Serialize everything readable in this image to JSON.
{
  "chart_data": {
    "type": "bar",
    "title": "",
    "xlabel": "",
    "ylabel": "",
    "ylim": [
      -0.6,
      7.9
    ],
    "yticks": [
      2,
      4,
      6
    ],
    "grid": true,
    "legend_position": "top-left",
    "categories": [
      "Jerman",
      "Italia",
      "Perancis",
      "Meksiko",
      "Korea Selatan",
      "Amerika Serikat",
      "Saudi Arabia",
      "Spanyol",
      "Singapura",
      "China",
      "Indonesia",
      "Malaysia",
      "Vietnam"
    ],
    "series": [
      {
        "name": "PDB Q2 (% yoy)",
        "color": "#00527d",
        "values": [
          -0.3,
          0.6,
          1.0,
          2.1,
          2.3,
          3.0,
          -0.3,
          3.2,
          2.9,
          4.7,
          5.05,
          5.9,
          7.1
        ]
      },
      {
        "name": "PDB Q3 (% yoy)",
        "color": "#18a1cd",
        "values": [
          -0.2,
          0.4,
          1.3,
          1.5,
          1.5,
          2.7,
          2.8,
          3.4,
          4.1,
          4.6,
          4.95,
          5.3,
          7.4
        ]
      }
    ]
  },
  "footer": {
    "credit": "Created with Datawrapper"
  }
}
____
§ **What is being asked**: Transcribe all of the material exactly. Omit nothing.

§ **Solution for this task**:
Serialize everything readable in this image to JSON.
{
  "chart_data": {
    "type": "bar",
    "title": "",
    "xlabel": "",
    "ylabel": "",
    "ylim": [
      -0.6,
      7.9
    ],
    "yticks": [
      2,
      4,
      6
    ],
    "grid": true,
    "legend_position": "top-left",
    "categories": [
      "Jerman",
      "Italia",
      "Perancis",
      "Meksiko",
      "Korea Selatan",
      "Amerika Serikat",
      "Saudi Arabia",
      "Spanyol",
      "Singapura",
      "China",
      "Indonesia",
      "Malaysia",
      "Vietnam"
    ],
    "series": [
      {
        "name": "PDB Q2 (% yoy)",
        "color": "#00527d",
        "values": [
          -0.3,
          0.6,
          1.0,
          2.1,
          2.3,
          3.0,
          -0.3,
          3.2,
          2.9,
          4.7,
          5.05,
          5.9,
          7.1
        ]
      },
      {
        "name": "PDB Q3 (% yoy)",
        "color": "#18a1cd",
        "values": [
          -0.2,
          0.4,
          1.3,
          1.5,
          1.5,
          2.7,
          2.8,
          3.4,
          4.1,
          4.6,
          4.95,
          5.3,
          7.4
        ]
      }
    ]
  },
  "footer": {
    "credit": "Created with Datawrapper"
  }
}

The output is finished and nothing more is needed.